## STATED GOAL
Copy out each line below exactly as it appears.

---- DATA

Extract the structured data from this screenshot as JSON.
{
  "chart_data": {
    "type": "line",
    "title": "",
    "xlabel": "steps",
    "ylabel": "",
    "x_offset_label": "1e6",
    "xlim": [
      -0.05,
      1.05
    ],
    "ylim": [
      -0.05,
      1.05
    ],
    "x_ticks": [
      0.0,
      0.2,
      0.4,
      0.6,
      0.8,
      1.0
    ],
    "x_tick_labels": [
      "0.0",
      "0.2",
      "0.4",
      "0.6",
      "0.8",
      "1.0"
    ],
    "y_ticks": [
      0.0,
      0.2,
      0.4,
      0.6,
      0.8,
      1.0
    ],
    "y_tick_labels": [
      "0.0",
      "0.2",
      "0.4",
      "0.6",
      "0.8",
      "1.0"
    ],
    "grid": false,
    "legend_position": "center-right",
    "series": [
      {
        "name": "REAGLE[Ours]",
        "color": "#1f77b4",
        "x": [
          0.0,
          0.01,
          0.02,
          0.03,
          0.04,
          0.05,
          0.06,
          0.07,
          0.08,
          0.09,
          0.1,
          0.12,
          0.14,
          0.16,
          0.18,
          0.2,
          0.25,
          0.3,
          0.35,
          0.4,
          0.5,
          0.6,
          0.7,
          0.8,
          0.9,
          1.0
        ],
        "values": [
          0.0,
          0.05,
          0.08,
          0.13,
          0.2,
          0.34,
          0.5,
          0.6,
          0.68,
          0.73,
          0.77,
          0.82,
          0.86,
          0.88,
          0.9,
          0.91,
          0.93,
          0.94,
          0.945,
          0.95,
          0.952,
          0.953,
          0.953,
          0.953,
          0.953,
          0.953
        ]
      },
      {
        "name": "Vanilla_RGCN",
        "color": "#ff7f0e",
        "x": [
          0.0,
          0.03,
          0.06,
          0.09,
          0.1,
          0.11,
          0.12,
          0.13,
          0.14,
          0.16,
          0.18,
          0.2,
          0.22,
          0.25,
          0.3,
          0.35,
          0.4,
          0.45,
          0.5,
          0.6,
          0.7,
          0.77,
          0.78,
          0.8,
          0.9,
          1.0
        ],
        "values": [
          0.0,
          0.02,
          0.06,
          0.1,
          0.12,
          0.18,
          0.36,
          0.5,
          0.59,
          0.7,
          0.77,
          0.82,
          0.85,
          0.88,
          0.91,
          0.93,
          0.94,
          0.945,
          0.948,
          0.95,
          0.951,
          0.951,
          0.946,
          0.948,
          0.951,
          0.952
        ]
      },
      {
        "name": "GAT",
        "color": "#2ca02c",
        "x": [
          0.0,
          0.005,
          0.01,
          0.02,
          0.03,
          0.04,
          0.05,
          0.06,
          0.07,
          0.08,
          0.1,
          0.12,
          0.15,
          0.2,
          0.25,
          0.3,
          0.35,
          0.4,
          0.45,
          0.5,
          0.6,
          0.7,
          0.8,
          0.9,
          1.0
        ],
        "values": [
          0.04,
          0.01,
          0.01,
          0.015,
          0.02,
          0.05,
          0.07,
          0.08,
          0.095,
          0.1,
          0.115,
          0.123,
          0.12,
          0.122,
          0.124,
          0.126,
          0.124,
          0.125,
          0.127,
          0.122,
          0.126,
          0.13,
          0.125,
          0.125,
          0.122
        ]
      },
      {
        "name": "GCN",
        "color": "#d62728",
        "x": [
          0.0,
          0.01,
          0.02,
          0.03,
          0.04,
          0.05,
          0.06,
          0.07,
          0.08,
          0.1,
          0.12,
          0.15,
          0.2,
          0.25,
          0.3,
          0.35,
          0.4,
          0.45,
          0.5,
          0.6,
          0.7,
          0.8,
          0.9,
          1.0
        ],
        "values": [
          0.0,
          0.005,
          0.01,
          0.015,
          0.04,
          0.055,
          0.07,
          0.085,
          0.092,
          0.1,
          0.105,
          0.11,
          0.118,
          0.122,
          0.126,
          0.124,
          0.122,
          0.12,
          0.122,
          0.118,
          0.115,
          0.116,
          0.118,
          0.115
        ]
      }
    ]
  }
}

--------

## FULL SOLUTION
Extract the structured data from this screenshot as JSON.
{
  "chart_data": {
    "type": "line",
    "title": "",
    "xlabel": "steps",
    "ylabel": "",
    "x_offset_label": "1e6",
    "xlim": [
      -0.05,
      1.05
    ],
    "ylim": [
      -0.05,
      1.05
    ],
    "x_ticks": [
      0.0,
      0.2,
      0.4,
      0.6,
      0.8,
      1.0
    ],
    "x_tick_labels": [
      "0.0",
      "0.2",
      "0.4",
      "0.6",
      "0.8",
      "1.0"
    ],
    "y_ticks": [
      0.0,
      0.2,
      0.4,
      0.6,
      0.8,
      1.0
    ],
    "y_tick_labels": [
      "0.0",
      "0.2",
      "0.4",
      "0.6",
      "0.8",
      "1.0"
    ],
    "grid": false,
    "legend_position": "center-right",
    "series": [
      {
        "name": "REAGLE[Ours]",
        "color": "#1f77b4",
        "x": [
          0.0,
          0.01,
          0.02,
          0.03,
          0.04,
          0.05,
          0.06,
          0.07,
          0.08,
          0.09,
          0.1,
          0.12,
          0.14,
          0.16,
          0.18,
          0.2,
          0.25,
          0.3,
          0.35,
          0.4,
          0.5,
          0.6,
          0.7,
          0.8,
          0.9,
          1.0
        ],
        "values": [
          0.0,
          0.05,
          0.08,
          0.13,
          0.2,
          0.34,
          0.5,
          0.6,
          0.68,
          0.73,
          0.77,
          0.82,
          0.86,
          0.88,
          0.9,
          0.91,
          0.93,
          0.94,
          0.945,
          0.95,
          0.952,
          0.953,
          0.953,
          0.953,
          0.953,
          0.953
        ]
      },
      {
        "name": "Vanilla_RGCN",
        "color": "#ff7f0e",
        "x": [
          0.0,
          0.03,
          0.06,
          0.09,
          0.1,
          0.11,
          0.12,
          0.13,
          0.14,
          0.16,
          0.18,
          0.2,
          0.22,
          0.25,
          0.3,
          0.35,
          0.4,
          0.45,
          0.5,
          0.6,
          0.7,
          0.77,
          0.78,
          0.8,
          0.9,
          1.0
        ],
        "values": [
          0.0,
          0.02,
          0.06,
          0.1,
          0.12,
          0.18,
          0.36,
          0.5,
          0.59,
          0.7,
          0.77,
          0.82,
          0.85,
          0.88,
          0.91,
          0.93,
          0.94,
          0.945,
          0.948,
          0.95,
          0.951,
          0.951,
          0.946,
          0.948,
          0.951,
          0.952
        ]
      },
      {
        "name": "GAT",
        "color": "#2ca02c",
        "x": [
          0.0,
          0.005,
          0.01,
          0.02,
          0.03,
          0.04,
          0.05,
          0.06,
          0.07,
          0.08,
          0.1,
          0.12,
          0.15,
          0.2,
          0.25,
          0.3,
          0.35,
          0.4,
          0.45,
          0.5,
          0.6,
          0.7,
          0.8,
          0.9,
          1.0
        ],
        "values": [
          0.04,
          0.01,
          0.01,
          0.015,
          0.02,
          0.05,
          0.07,
          0.08,
          0.095,
          0.1,
          0.115,
          0.123,
          0.12,
          0.122,
          0.124,
          0.126,
          0.124,
          0.125,
          0.127,
          0.122,
          0.126,
          0.13,
          0.125,
          0.125,
          0.122
        ]
      },
      {
        "name": "GCN",
        "color": "#d62728",
        "x": [
          0.0,
          0.01,
          0.02,
          0.03,
          0.04,
          0.05,
          0.06,
          0.07,
          0.08,
          0.1,
          0.12,
          0.15,
          0.2,
          0.25,
          0.3,
          0.35,
          0.4,
          0.45,
          0.5,
          0.6,
          0.7,
          0.8,
          0.9,
          1.0
        ],
        "values": [
          0.0,
          0.005,
          0.01,
          0.015,
          0.04,
          0.055,
          0.07,
          0.085,
          0.092,
          0.1,
          0.105,
          0.11,
          0.118,
          0.122,
          0.126,
          0.124,
          0.122,
          0.12,
          0.122,
          0.118,
          0.115,
          0.116,
          0.118,
          0.115
        ]
      }
    ]
  }
}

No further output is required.